WRITTEN PROBLEM: Your task is to give the number of lines in the listing that include "name", and nothing else.

TASK MATERIAL:
----------

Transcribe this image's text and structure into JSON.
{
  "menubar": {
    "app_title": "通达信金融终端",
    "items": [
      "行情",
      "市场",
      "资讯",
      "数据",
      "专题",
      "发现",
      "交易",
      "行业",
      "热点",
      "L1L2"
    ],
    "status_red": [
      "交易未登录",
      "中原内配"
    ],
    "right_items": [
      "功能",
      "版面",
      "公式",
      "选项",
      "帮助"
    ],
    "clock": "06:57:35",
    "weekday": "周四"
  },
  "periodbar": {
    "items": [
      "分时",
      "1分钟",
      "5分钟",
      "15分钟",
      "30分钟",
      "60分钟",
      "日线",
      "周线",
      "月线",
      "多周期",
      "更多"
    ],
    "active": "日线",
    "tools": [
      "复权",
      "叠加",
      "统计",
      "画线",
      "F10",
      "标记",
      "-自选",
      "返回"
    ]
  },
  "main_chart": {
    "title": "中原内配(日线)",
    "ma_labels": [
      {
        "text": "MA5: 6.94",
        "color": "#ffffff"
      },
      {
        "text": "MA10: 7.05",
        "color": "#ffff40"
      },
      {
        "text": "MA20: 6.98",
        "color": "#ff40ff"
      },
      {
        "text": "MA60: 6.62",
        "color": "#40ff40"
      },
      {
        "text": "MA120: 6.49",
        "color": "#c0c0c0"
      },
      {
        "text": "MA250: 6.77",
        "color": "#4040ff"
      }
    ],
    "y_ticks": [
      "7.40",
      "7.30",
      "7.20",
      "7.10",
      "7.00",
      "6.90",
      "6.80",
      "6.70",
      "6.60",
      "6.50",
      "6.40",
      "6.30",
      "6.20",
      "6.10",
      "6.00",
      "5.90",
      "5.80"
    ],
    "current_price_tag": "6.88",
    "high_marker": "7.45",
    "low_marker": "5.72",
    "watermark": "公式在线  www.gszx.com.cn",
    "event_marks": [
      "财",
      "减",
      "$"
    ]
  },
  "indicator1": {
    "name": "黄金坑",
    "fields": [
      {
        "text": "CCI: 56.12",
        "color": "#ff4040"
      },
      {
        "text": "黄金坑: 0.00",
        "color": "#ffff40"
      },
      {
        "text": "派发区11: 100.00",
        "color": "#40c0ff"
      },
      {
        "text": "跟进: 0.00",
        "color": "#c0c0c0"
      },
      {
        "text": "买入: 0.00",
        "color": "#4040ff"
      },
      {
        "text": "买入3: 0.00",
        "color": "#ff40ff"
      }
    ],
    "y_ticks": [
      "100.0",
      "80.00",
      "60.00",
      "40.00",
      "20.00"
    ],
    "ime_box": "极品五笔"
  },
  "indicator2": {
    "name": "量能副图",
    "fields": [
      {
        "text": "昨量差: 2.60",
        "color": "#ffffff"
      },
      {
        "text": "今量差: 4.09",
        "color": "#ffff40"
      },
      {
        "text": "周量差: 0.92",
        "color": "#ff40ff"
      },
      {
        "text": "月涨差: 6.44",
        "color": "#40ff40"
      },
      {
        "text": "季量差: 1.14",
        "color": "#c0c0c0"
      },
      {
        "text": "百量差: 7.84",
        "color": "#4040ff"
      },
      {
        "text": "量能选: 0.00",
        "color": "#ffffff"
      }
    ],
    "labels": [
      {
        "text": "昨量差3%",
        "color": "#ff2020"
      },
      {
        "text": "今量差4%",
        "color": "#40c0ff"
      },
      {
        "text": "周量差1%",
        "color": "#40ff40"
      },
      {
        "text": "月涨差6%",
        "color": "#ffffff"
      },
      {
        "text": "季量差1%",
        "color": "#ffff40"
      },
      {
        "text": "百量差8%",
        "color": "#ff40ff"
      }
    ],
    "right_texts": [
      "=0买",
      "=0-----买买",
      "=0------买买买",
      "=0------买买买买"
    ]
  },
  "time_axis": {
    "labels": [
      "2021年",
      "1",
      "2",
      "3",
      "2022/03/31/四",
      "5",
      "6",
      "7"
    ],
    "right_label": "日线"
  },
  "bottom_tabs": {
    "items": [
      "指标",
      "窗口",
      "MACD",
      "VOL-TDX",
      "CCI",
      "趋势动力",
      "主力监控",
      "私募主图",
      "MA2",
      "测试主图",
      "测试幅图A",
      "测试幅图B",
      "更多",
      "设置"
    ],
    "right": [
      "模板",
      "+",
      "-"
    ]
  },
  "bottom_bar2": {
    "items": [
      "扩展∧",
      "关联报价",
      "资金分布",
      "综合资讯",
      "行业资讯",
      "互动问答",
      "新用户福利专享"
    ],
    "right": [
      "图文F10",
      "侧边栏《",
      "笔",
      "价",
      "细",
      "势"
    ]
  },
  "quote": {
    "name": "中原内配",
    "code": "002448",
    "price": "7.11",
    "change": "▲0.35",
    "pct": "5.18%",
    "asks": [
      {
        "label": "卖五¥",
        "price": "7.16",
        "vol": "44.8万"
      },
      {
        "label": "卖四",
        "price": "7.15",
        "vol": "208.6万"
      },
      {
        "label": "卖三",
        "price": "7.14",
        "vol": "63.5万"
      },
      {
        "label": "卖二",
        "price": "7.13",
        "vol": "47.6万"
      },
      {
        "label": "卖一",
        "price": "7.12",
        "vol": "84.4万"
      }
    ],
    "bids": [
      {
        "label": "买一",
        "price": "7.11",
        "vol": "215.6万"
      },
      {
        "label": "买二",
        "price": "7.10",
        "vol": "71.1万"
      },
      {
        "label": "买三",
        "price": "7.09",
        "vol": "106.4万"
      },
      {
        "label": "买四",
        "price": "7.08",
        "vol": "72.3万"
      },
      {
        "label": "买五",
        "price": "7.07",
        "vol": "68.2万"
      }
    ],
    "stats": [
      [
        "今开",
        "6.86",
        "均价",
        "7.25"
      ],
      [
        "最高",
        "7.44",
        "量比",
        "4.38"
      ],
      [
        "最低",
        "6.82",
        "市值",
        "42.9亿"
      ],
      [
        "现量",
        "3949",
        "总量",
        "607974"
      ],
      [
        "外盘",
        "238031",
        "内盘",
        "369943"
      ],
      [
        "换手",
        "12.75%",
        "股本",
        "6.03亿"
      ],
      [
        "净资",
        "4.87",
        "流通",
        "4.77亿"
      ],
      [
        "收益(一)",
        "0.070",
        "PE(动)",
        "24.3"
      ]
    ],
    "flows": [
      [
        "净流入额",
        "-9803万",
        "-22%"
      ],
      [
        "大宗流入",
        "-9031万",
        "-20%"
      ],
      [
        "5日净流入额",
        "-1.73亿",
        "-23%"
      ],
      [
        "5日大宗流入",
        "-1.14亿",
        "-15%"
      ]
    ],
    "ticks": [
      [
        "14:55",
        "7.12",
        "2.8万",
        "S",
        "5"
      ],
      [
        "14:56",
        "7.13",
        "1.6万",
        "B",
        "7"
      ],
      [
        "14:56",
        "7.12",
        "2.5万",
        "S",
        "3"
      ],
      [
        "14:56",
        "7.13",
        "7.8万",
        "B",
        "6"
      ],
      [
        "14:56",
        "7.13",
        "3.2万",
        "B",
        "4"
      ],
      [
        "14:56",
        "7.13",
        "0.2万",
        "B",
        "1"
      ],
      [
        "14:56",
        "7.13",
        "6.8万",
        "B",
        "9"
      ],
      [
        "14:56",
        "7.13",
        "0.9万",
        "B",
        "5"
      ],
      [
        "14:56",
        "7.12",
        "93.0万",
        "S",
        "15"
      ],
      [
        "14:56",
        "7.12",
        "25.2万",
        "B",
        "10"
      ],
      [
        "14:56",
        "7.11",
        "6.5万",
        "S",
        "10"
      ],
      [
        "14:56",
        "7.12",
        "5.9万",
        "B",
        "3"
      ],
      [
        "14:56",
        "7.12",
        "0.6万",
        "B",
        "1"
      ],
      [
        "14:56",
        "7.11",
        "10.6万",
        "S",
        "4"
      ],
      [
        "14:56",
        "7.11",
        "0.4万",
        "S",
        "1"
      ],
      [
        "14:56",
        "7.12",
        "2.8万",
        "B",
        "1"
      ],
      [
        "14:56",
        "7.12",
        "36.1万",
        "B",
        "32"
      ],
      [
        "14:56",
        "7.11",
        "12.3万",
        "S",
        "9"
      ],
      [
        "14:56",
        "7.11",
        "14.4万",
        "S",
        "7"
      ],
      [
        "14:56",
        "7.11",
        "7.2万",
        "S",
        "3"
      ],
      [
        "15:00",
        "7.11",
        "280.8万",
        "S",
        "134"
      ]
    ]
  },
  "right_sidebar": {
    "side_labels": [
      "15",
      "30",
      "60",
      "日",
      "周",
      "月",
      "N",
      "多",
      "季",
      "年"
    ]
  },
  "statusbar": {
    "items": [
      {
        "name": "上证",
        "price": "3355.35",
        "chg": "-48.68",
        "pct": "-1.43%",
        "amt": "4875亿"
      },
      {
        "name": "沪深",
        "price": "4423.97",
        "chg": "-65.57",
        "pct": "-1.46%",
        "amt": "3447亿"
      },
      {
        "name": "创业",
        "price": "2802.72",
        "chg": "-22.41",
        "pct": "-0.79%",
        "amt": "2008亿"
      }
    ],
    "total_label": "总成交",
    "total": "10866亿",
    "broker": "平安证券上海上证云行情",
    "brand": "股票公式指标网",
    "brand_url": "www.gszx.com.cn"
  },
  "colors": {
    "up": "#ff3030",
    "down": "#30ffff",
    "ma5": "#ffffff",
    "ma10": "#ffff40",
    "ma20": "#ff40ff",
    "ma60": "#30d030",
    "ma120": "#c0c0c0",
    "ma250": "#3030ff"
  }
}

----------

TASK RESPONSE: 6